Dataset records
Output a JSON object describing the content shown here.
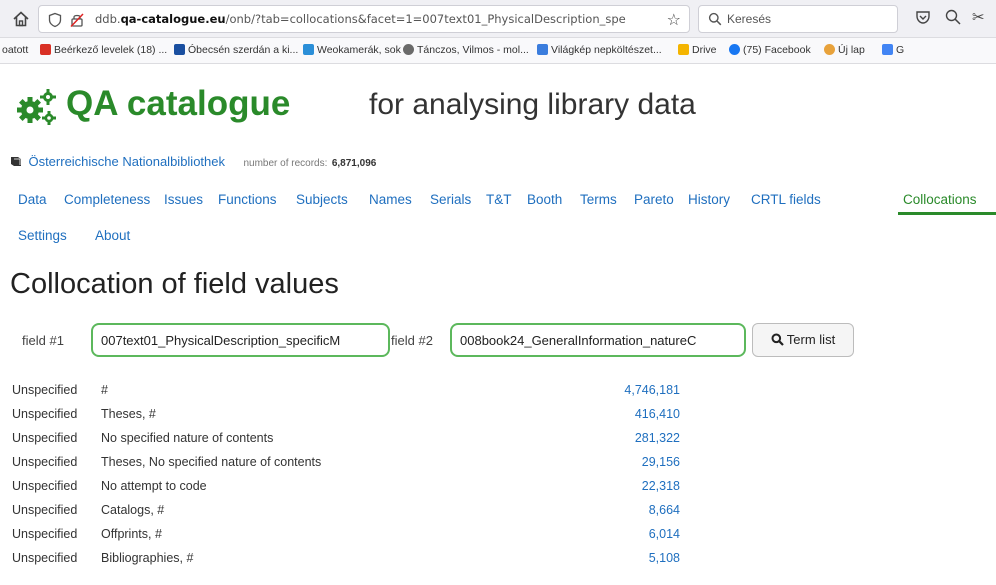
{
  "browser": {
    "url_prefix": "ddb.",
    "url_domain": "qa-catalogue.eu",
    "url_rest": "/onb/?tab=collocations&facet=1=007text01_PhysicalDescription_spe",
    "search_placeholder": "Keresés",
    "bookmarks": [
      {
        "label": "oatott",
        "color": "#f9f9fb"
      },
      {
        "label": "Beérkező levelek (18) ...",
        "color": "#d93025"
      },
      {
        "label": "Óbecsén szerdán a ki...",
        "color": "#1a4fa0"
      },
      {
        "label": "Weokamerák, sok",
        "color": "#2b8fd8"
      },
      {
        "label": "Tánczos, Vilmos - mol...",
        "color": "#6a6a6a"
      },
      {
        "label": "Világkép nepköltészet...",
        "color": "#3b7ddd"
      },
      {
        "label": "Drive",
        "color": "#f4b400"
      },
      {
        "label": "(75) Facebook",
        "color": "#1877f2"
      },
      {
        "label": "Új lap",
        "color": "#e8a23b"
      },
      {
        "label": "G",
        "color": "#4285f4"
      }
    ]
  },
  "app": {
    "title": "QA catalogue",
    "subtitle": "for analysing library data",
    "library_name": "Österreichische Nationalbibliothek",
    "records_label": "number of records:",
    "records_value": "6,871,096",
    "brand_color": "#2a8a2a",
    "link_color": "#1f6fbf"
  },
  "nav": {
    "items": [
      "Data",
      "Completeness",
      "Issues",
      "Functions",
      "Subjects",
      "Names",
      "Serials",
      "T&T",
      "Booth",
      "Terms",
      "Pareto",
      "History",
      "CRTL fields",
      "Collocations"
    ],
    "items_row2": [
      "Settings",
      "About"
    ],
    "active": "Collocations"
  },
  "page": {
    "title": "Collocation of field values"
  },
  "form": {
    "field1_label": "field #1",
    "field1_value": "007text01_PhysicalDescription_specificM",
    "field2_label": "field #2",
    "field2_value": "008book24_GeneralInformation_natureC",
    "button_label": "Term list"
  },
  "results": [
    {
      "field1": "Unspecified",
      "field2": "#",
      "count": "4,746,181"
    },
    {
      "field1": "Unspecified",
      "field2": "Theses, #",
      "count": "416,410"
    },
    {
      "field1": "Unspecified",
      "field2": "No specified nature of contents",
      "count": "281,322"
    },
    {
      "field1": "Unspecified",
      "field2": "Theses, No specified nature of contents",
      "count": "29,156"
    },
    {
      "field1": "Unspecified",
      "field2": "No attempt to code",
      "count": "22,318"
    },
    {
      "field1": "Unspecified",
      "field2": "Catalogs, #",
      "count": "8,664"
    },
    {
      "field1": "Unspecified",
      "field2": "Offprints, #",
      "count": "6,014"
    },
    {
      "field1": "Unspecified",
      "field2": "Bibliographies, #",
      "count": "5,108"
    }
  ]
}
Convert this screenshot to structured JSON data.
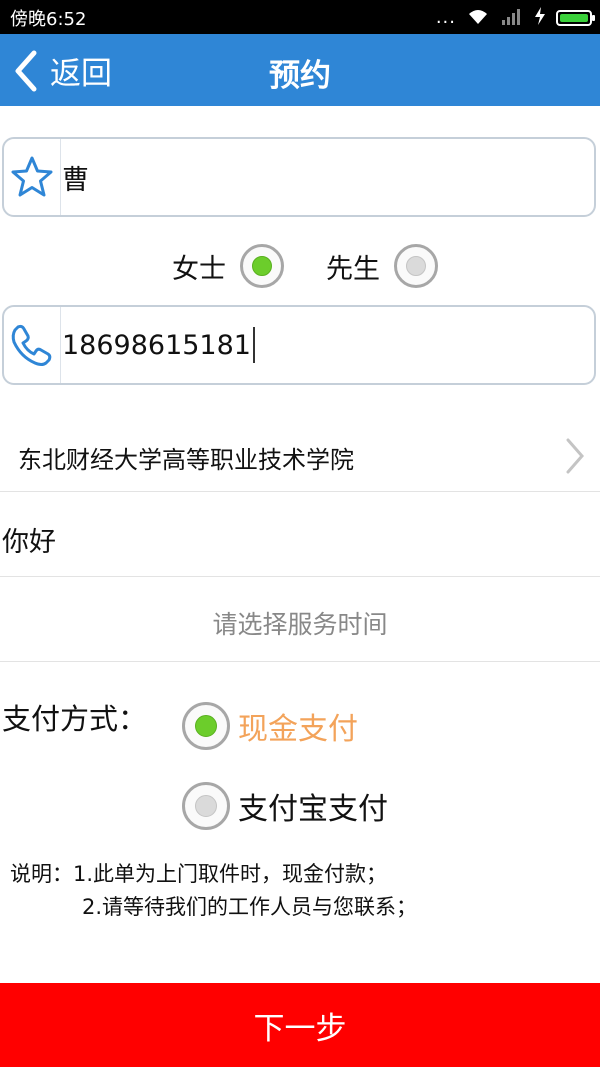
{
  "status_bar": {
    "time": "傍晚6:52",
    "dots": "...",
    "battery_color": "#3bd13b"
  },
  "header": {
    "back_label": "返回",
    "title": "预约",
    "bar_color": "#2f86d6"
  },
  "name_field": {
    "value": "曹"
  },
  "gender": {
    "options": [
      {
        "label": "女士",
        "selected": true
      },
      {
        "label": "先生",
        "selected": false
      }
    ]
  },
  "phone_field": {
    "value": "18698615181"
  },
  "school": {
    "label": "东北财经大学高等职业技术学院"
  },
  "note": {
    "value": "你好"
  },
  "service_time": {
    "placeholder": "请选择服务时间"
  },
  "payment": {
    "label": "支付方式：",
    "options": [
      {
        "label": "现金支付",
        "selected": true
      },
      {
        "label": "支付宝支付",
        "selected": false
      }
    ],
    "selected_color": "#f3a35a"
  },
  "instructions": {
    "line1": "说明：1.此单为上门取件时，现金付款；",
    "line2": "2.请等待我们的工作人员与您联系；"
  },
  "next_button": {
    "label": "下一步",
    "color": "#ff0000"
  }
}
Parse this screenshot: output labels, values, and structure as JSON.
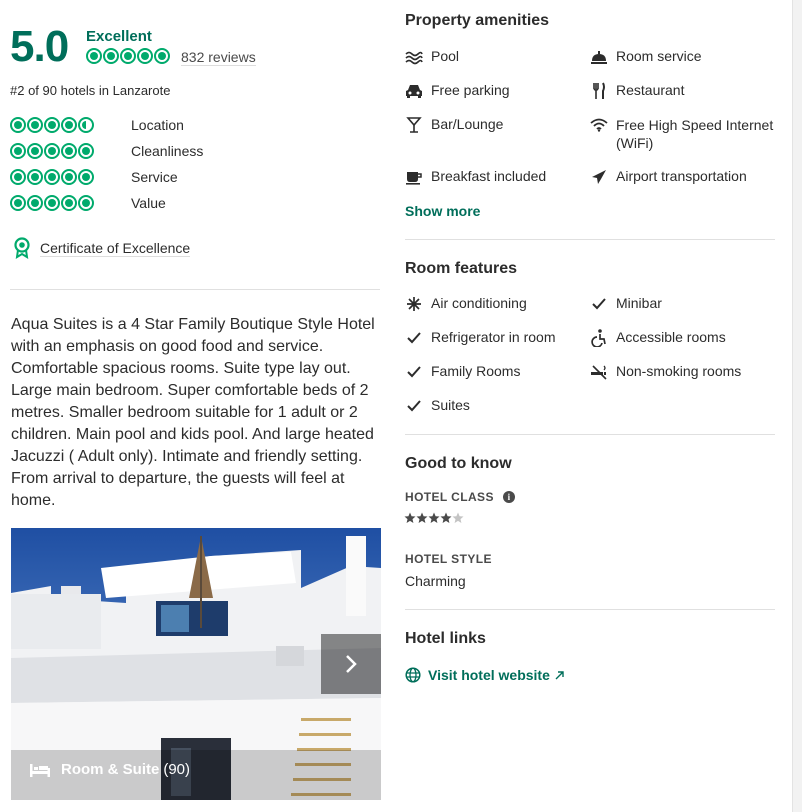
{
  "rating": {
    "score": "5.0",
    "label": "Excellent",
    "reviews": "832 reviews",
    "rank": "#2 of 90 hotels in Lanzarote",
    "bubbles": 5,
    "color": "#00aa6c"
  },
  "sub_ratings": [
    {
      "label": "Location",
      "value": 4.5
    },
    {
      "label": "Cleanliness",
      "value": 5
    },
    {
      "label": "Service",
      "value": 5
    },
    {
      "label": "Value",
      "value": 5
    }
  ],
  "certificate": {
    "label": "Certificate of Excellence",
    "icon": "award-icon"
  },
  "description": "Aqua Suites is a 4 Star Family Boutique Style Hotel with an emphasis on good food and service. Comfortable spacious rooms. Suite type lay out. Large main bedroom. Super comfortable beds of 2 metres. Smaller bedroom suitable for 1 adult or 2 children. Main pool and kids pool. And large heated Jacuzzi ( Adult only). Intimate and friendly setting. From arrival to departure, the guests will feel at home.",
  "photo": {
    "caption_label": "Room & Suite",
    "caption_count": "(90)",
    "next_icon": "chevron-right-icon"
  },
  "amenities": {
    "title": "Property amenities",
    "items": [
      {
        "label": "Pool",
        "icon": "pool-icon"
      },
      {
        "label": "Room service",
        "icon": "room-service-icon"
      },
      {
        "label": "Free parking",
        "icon": "car-icon"
      },
      {
        "label": "Restaurant",
        "icon": "restaurant-icon"
      },
      {
        "label": "Bar/Lounge",
        "icon": "cocktail-icon"
      },
      {
        "label": "Free High Speed Internet (WiFi)",
        "icon": "wifi-icon"
      },
      {
        "label": "Breakfast included",
        "icon": "coffee-icon"
      },
      {
        "label": "Airport transportation",
        "icon": "plane-icon"
      }
    ],
    "show_more": "Show more"
  },
  "room_features": {
    "title": "Room features",
    "items": [
      {
        "label": "Air conditioning",
        "icon": "snowflake-icon"
      },
      {
        "label": "Minibar",
        "icon": "check-icon"
      },
      {
        "label": "Refrigerator in room",
        "icon": "check-icon"
      },
      {
        "label": "Accessible rooms",
        "icon": "wheelchair-icon"
      },
      {
        "label": "Family Rooms",
        "icon": "check-icon"
      },
      {
        "label": "Non-smoking rooms",
        "icon": "no-smoking-icon"
      },
      {
        "label": "Suites",
        "icon": "check-icon"
      }
    ]
  },
  "good_to_know": {
    "title": "Good to know",
    "hotel_class_label": "HOTEL CLASS",
    "hotel_class_stars": 4,
    "hotel_style_label": "HOTEL STYLE",
    "hotel_style_value": "Charming"
  },
  "hotel_links": {
    "title": "Hotel links",
    "visit_label": "Visit hotel website",
    "external_icon": "external-link-icon"
  }
}
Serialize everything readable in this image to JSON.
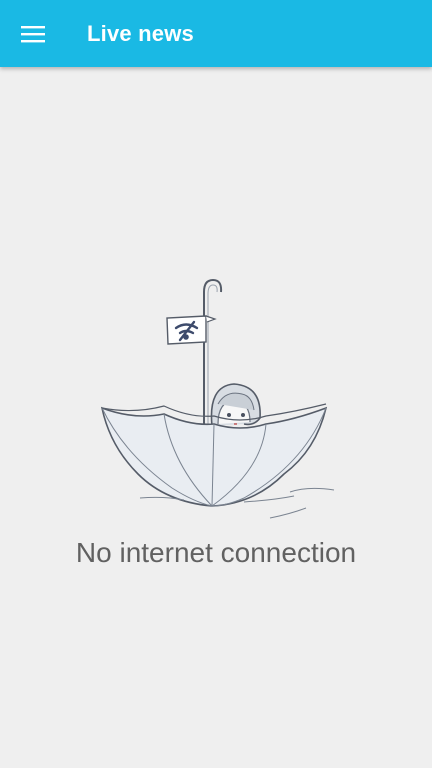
{
  "app_bar": {
    "title": "Live news",
    "menu_icon": "hamburger-menu-icon",
    "background_color": "#1ab9e4"
  },
  "empty_state": {
    "illustration": "umbrella-boat-girl-no-wifi-illustration",
    "message": "No internet connection"
  }
}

**What needs to be done**
Keep the pictures out of the copy and write out the data exactly as it stands.

**Written answer**
Output a JSON object describing the content shown here.
{
  "browser": {
    "url_prefix": "ddb.",
    "url_domain": "qa-catalogue.eu",
    "url_rest": "/onb/?tab=collocations&facet=1=007text01_PhysicalDescription_spe",
    "search_placeholder": "Keresés",
    "bookmarks": [
      {
        "label": "oatott",
        "color": "#f9f9fb"
      },
      {
        "label": "Beérkező levelek (18) ...",
        "color": "#d93025"
      },
      {
        "label": "Óbecsén szerdán a ki...",
        "color": "#1a4fa0"
      },
      {
        "label": "Weokamerák, sok",
        "color": "#2b8fd8"
      },
      {
        "label": "Tánczos, Vilmos - mol...",
        "color": "#6a6a6a"
      },
      {
        "label": "Világkép nepköltészet...",
        "color": "#3b7ddd"
      },
      {
        "label": "Drive",
        "color": "#f4b400"
      },
      {
        "label": "(75) Facebook",
        "color": "#1877f2"
      },
      {
        "label": "Új lap",
        "color": "#e8a23b"
      },
      {
        "label": "G",
        "color": "#4285f4"
      }
    ]
  },
  "app": {
    "title": "QA catalogue",
    "subtitle": "for analysing library data",
    "library_name": "Österreichische Nationalbibliothek",
    "records_label": "number of records:",
    "records_value": "6,871,096",
    "brand_color": "#2a8a2a",
    "link_color": "#1f6fbf"
  },
  "nav": {
    "items": [
      "Data",
      "Completeness",
      "Issues",
      "Functions",
      "Subjects",
      "Names",
      "Serials",
      "T&T",
      "Booth",
      "Terms",
      "Pareto",
      "History",
      "CRTL fields",
      "Collocations"
    ],
    "items_row2": [
      "Settings",
      "About"
    ],
    "active": "Collocations"
  },
  "page": {
    "title": "Collocation of field values"
  },
  "form": {
    "field1_label": "field #1",
    "field1_value": "007text01_PhysicalDescription_specificM",
    "field2_label": "field #2",
    "field2_value": "008book24_GeneralInformation_natureC",
    "button_label": "Term list"
  },
  "results": [
    {
      "field1": "Unspecified",
      "field2": "#",
      "count": "4,746,181"
    },
    {
      "field1": "Unspecified",
      "field2": "Theses, #",
      "count": "416,410"
    },
    {
      "field1": "Unspecified",
      "field2": "No specified nature of contents",
      "count": "281,322"
    },
    {
      "field1": "Unspecified",
      "field2": "Theses, No specified nature of contents",
      "count": "29,156"
    },
    {
      "field1": "Unspecified",
      "field2": "No attempt to code",
      "count": "22,318"
    },
    {
      "field1": "Unspecified",
      "field2": "Catalogs, #",
      "count": "8,664"
    },
    {
      "field1": "Unspecified",
      "field2": "Offprints, #",
      "count": "6,014"
    },
    {
      "field1": "Unspecified",
      "field2": "Bibliographies, #",
      "count": "5,108"
    }
  ]
}
Convert this screenshot to structured JSON data.
{
  "status_bar": {
    "time": "傍晚6:52",
    "dots": "...",
    "battery_color": "#3bd13b"
  },
  "header": {
    "back_label": "返回",
    "title": "预约",
    "bar_color": "#2f86d6"
  },
  "name_field": {
    "value": "曹"
  },
  "gender": {
    "options": [
      {
        "label": "女士",
        "selected": true
      },
      {
        "label": "先生",
        "selected": false
      }
    ]
  },
  "phone_field": {
    "value": "18698615181"
  },
  "school": {
    "label": "东北财经大学高等职业技术学院"
  },
  "note": {
    "value": "你好"
  },
  "service_time": {
    "placeholder": "请选择服务时间"
  },
  "payment": {
    "label": "支付方式：",
    "options": [
      {
        "label": "现金支付",
        "selected": true
      },
      {
        "label": "支付宝支付",
        "selected": false
      }
    ],
    "selected_color": "#f3a35a"
  },
  "instructions": {
    "line1": "说明：1.此单为上门取件时，现金付款；",
    "line2": "2.请等待我们的工作人员与您联系；"
  },
  "next_button": {
    "label": "下一步",
    "color": "#ff0000"
  }
}
Parse this screenshot: output labels, values, and structure as JSON.
{
  "rating": {
    "score": "5.0",
    "label": "Excellent",
    "reviews": "832 reviews",
    "rank": "#2 of 90 hotels in Lanzarote",
    "bubbles": 5,
    "color": "#00aa6c"
  },
  "sub_ratings": [
    {
      "label": "Location",
      "value": 4.5
    },
    {
      "label": "Cleanliness",
      "value": 5
    },
    {
      "label": "Service",
      "value": 5
    },
    {
      "label": "Value",
      "value": 5
    }
  ],
  "certificate": {
    "label": "Certificate of Excellence",
    "icon": "award-icon"
  },
  "description": "Aqua Suites is a 4 Star Family Boutique Style Hotel with an emphasis on good food and service. Comfortable spacious rooms. Suite type lay out. Large main bedroom. Super comfortable beds of 2 metres. Smaller bedroom suitable for 1 adult or 2 children. Main pool and kids pool. And large heated Jacuzzi ( Adult only). Intimate and friendly setting. From arrival to departure, the guests will feel at home.",
  "photo": {
    "caption_label": "Room & Suite",
    "caption_count": "(90)",
    "next_icon": "chevron-right-icon"
  },
  "amenities": {
    "title": "Property amenities",
    "items": [
      {
        "label": "Pool",
        "icon": "pool-icon"
      },
      {
        "label": "Room service",
        "icon": "room-service-icon"
      },
      {
        "label": "Free parking",
        "icon": "car-icon"
      },
      {
        "label": "Restaurant",
        "icon": "restaurant-icon"
      },
      {
        "label": "Bar/Lounge",
        "icon": "cocktail-icon"
      },
      {
        "label": "Free High Speed Internet (WiFi)",
        "icon": "wifi-icon"
      },
      {
        "label": "Breakfast included",
        "icon": "coffee-icon"
      },
      {
        "label": "Airport transportation",
        "icon": "plane-icon"
      }
    ],
    "show_more": "Show more"
  },
  "room_features": {
    "title": "Room features",
    "items": [
      {
        "label": "Air conditioning",
        "icon": "snowflake-icon"
      },
      {
        "label": "Minibar",
        "icon": "check-icon"
      },
      {
        "label": "Refrigerator in room",
        "icon": "check-icon"
      },
      {
        "label": "Accessible rooms",
        "icon": "wheelchair-icon"
      },
      {
        "label": "Family Rooms",
        "icon": "check-icon"
      },
      {
        "label": "Non-smoking rooms",
        "icon": "no-smoking-icon"
      },
      {
        "label": "Suites",
        "icon": "check-icon"
      }
    ]
  },
  "good_to_know": {
    "title": "Good to know",
    "hotel_class_label": "HOTEL CLASS",
    "hotel_class_stars": 4,
    "hotel_style_label": "HOTEL STYLE",
    "hotel_style_value": "Charming"
  },
  "hotel_links": {
    "title": "Hotel links",
    "visit_label": "Visit hotel website",
    "external_icon": "external-link-icon"
  }
}
Serialize everything readable in this image to JSON.
{
  "app_bar": {
    "title": "Live news",
    "menu_icon": "hamburger-menu-icon",
    "background_color": "#1ab9e4"
  },
  "empty_state": {
    "illustration": "umbrella-boat-girl-no-wifi-illustration",
    "message": "No internet connection"
  }
}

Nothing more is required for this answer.